**Set task:** Output each entry exactly; skip nothing.
[Start of Task input]
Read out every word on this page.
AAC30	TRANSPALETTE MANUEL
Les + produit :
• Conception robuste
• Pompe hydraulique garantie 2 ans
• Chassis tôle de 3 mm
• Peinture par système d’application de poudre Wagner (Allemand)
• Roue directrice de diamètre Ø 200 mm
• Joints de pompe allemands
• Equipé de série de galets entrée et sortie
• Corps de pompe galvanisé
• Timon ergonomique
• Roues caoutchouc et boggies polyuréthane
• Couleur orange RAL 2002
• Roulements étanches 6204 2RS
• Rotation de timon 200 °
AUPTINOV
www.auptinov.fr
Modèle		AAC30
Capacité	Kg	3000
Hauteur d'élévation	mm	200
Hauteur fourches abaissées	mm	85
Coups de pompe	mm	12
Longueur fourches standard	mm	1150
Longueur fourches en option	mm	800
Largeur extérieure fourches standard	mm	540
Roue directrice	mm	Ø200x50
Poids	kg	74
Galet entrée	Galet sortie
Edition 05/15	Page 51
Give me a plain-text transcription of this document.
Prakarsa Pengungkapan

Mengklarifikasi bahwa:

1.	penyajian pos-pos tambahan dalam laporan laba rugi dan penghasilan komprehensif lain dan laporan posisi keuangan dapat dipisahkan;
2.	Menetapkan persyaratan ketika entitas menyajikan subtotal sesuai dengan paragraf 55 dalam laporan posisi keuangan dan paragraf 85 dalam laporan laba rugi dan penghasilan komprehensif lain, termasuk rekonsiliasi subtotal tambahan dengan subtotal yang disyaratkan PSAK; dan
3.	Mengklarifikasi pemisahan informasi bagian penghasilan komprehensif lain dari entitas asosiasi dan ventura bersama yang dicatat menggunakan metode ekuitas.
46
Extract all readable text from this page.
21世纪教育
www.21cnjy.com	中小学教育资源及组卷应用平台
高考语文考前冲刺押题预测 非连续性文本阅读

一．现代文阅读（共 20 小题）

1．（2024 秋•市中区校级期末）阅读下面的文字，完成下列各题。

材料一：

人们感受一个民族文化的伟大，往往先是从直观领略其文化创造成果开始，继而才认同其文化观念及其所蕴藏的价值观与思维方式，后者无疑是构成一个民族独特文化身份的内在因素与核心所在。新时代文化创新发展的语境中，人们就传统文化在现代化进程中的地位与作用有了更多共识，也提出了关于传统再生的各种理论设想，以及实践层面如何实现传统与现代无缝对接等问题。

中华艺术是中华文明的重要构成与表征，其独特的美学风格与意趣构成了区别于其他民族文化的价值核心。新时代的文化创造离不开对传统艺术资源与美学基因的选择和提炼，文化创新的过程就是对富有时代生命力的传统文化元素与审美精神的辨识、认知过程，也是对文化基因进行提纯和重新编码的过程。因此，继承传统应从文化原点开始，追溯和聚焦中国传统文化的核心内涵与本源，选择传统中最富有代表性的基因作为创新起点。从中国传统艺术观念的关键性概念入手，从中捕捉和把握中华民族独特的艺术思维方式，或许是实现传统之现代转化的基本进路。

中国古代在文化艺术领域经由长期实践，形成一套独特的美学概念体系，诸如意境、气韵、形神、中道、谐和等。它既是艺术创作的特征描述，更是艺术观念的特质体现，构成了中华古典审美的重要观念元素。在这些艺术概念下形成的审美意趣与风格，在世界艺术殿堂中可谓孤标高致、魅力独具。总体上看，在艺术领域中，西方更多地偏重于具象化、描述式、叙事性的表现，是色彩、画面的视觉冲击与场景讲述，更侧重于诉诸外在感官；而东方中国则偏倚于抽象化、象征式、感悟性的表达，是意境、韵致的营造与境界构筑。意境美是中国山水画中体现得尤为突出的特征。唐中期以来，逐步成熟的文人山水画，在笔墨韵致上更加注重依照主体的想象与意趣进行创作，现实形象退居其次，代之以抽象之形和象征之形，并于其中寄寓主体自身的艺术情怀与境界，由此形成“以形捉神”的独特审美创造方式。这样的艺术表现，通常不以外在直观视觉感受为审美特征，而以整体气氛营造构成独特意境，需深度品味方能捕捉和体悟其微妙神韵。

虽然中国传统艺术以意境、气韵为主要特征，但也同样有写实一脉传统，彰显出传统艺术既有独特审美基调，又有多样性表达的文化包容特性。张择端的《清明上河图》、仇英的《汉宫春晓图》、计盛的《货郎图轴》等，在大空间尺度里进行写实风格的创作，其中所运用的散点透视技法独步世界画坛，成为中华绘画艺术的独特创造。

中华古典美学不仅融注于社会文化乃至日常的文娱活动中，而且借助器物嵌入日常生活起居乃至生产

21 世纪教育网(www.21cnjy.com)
[End of Task input]
**Written response:**
Read out every word on this page.
AAC30	TRANSPALETTE MANUEL
Les + produit :
• Conception robuste
• Pompe hydraulique garantie 2 ans
• Chassis tôle de 3 mm
• Peinture par système d’application de poudre Wagner (Allemand)
• Roue directrice de diamètre Ø 200 mm
• Joints de pompe allemands
• Equipé de série de galets entrée et sortie
• Corps de pompe galvanisé
• Timon ergonomique
• Roues caoutchouc et boggies polyuréthane
• Couleur orange RAL 2002
• Roulements étanches 6204 2RS
• Rotation de timon 200 °
AUPTINOV
www.auptinov.fr
Modèle		AAC30
Capacité	Kg	3000
Hauteur d'élévation	mm	200
Hauteur fourches abaissées	mm	85
Coups de pompe	mm	12
Longueur fourches standard	mm	1150
Longueur fourches en option	mm	800
Largeur extérieure fourches standard	mm	540
Roue directrice	mm	Ø200x50
Poids	kg	74
Galet entrée	Galet sortie
Edition 05/15	Page 51
Give me a plain-text transcription of this document.
Prakarsa Pengungkapan

Mengklarifikasi bahwa:

1.	penyajian pos-pos tambahan dalam laporan laba rugi dan penghasilan komprehensif lain dan laporan posisi keuangan dapat dipisahkan;
2.	Menetapkan persyaratan ketika entitas menyajikan subtotal sesuai dengan paragraf 55 dalam laporan posisi keuangan dan paragraf 85 dalam laporan laba rugi dan penghasilan komprehensif lain, termasuk rekonsiliasi subtotal tambahan dengan subtotal yang disyaratkan PSAK; dan
3.	Mengklarifikasi pemisahan informasi bagian penghasilan komprehensif lain dari entitas asosiasi dan ventura bersama yang dicatat menggunakan metode ekuitas.
46
Extract all readable text from this page.
21世纪教育
www.21cnjy.com	中小学教育资源及组卷应用平台
高考语文考前冲刺押题预测 非连续性文本阅读

一．现代文阅读（共 20 小题）

1．（2024 秋•市中区校级期末）阅读下面的文字，完成下列各题。

材料一：

人们感受一个民族文化的伟大，往往先是从直观领略其文化创造成果开始，继而才认同其文化观念及其所蕴藏的价值观与思维方式，后者无疑是构成一个民族独特文化身份的内在因素与核心所在。新时代文化创新发展的语境中，人们就传统文化在现代化进程中的地位与作用有了更多共识，也提出了关于传统再生的各种理论设想，以及实践层面如何实现传统与现代无缝对接等问题。

中华艺术是中华文明的重要构成与表征，其独特的美学风格与意趣构成了区别于其他民族文化的价值核心。新时代的文化创造离不开对传统艺术资源与美学基因的选择和提炼，文化创新的过程就是对富有时代生命力的传统文化元素与审美精神的辨识、认知过程，也是对文化基因进行提纯和重新编码的过程。因此，继承传统应从文化原点开始，追溯和聚焦中国传统文化的核心内涵与本源，选择传统中最富有代表性的基因作为创新起点。从中国传统艺术观念的关键性概念入手，从中捕捉和把握中华民族独特的艺术思维方式，或许是实现传统之现代转化的基本进路。

中国古代在文化艺术领域经由长期实践，形成一套独特的美学概念体系，诸如意境、气韵、形神、中道、谐和等。它既是艺术创作的特征描述，更是艺术观念的特质体现，构成了中华古典审美的重要观念元素。在这些艺术概念下形成的审美意趣与风格，在世界艺术殿堂中可谓孤标高致、魅力独具。总体上看，在艺术领域中，西方更多地偏重于具象化、描述式、叙事性的表现，是色彩、画面的视觉冲击与场景讲述，更侧重于诉诸外在感官；而东方中国则偏倚于抽象化、象征式、感悟性的表达，是意境、韵致的营造与境界构筑。意境美是中国山水画中体现得尤为突出的特征。唐中期以来，逐步成熟的文人山水画，在笔墨韵致上更加注重依照主体的想象与意趣进行创作，现实形象退居其次，代之以抽象之形和象征之形，并于其中寄寓主体自身的艺术情怀与境界，由此形成“以形捉神”的独特审美创造方式。这样的艺术表现，通常不以外在直观视觉感受为审美特征，而以整体气氛营造构成独特意境，需深度品味方能捕捉和体悟其微妙神韵。

虽然中国传统艺术以意境、气韵为主要特征，但也同样有写实一脉传统，彰显出传统艺术既有独特审美基调，又有多样性表达的文化包容特性。张择端的《清明上河图》、仇英的《汉宫春晓图》、计盛的《货郎图轴》等，在大空间尺度里进行写实风格的创作，其中所运用的散点透视技法独步世界画坛，成为中华绘画艺术的独特创造。

中华古典美学不仅融注于社会文化乃至日常的文娱活动中，而且借助器物嵌入日常生活起居乃至生产

21 世纪教育网(www.21cnjy.com)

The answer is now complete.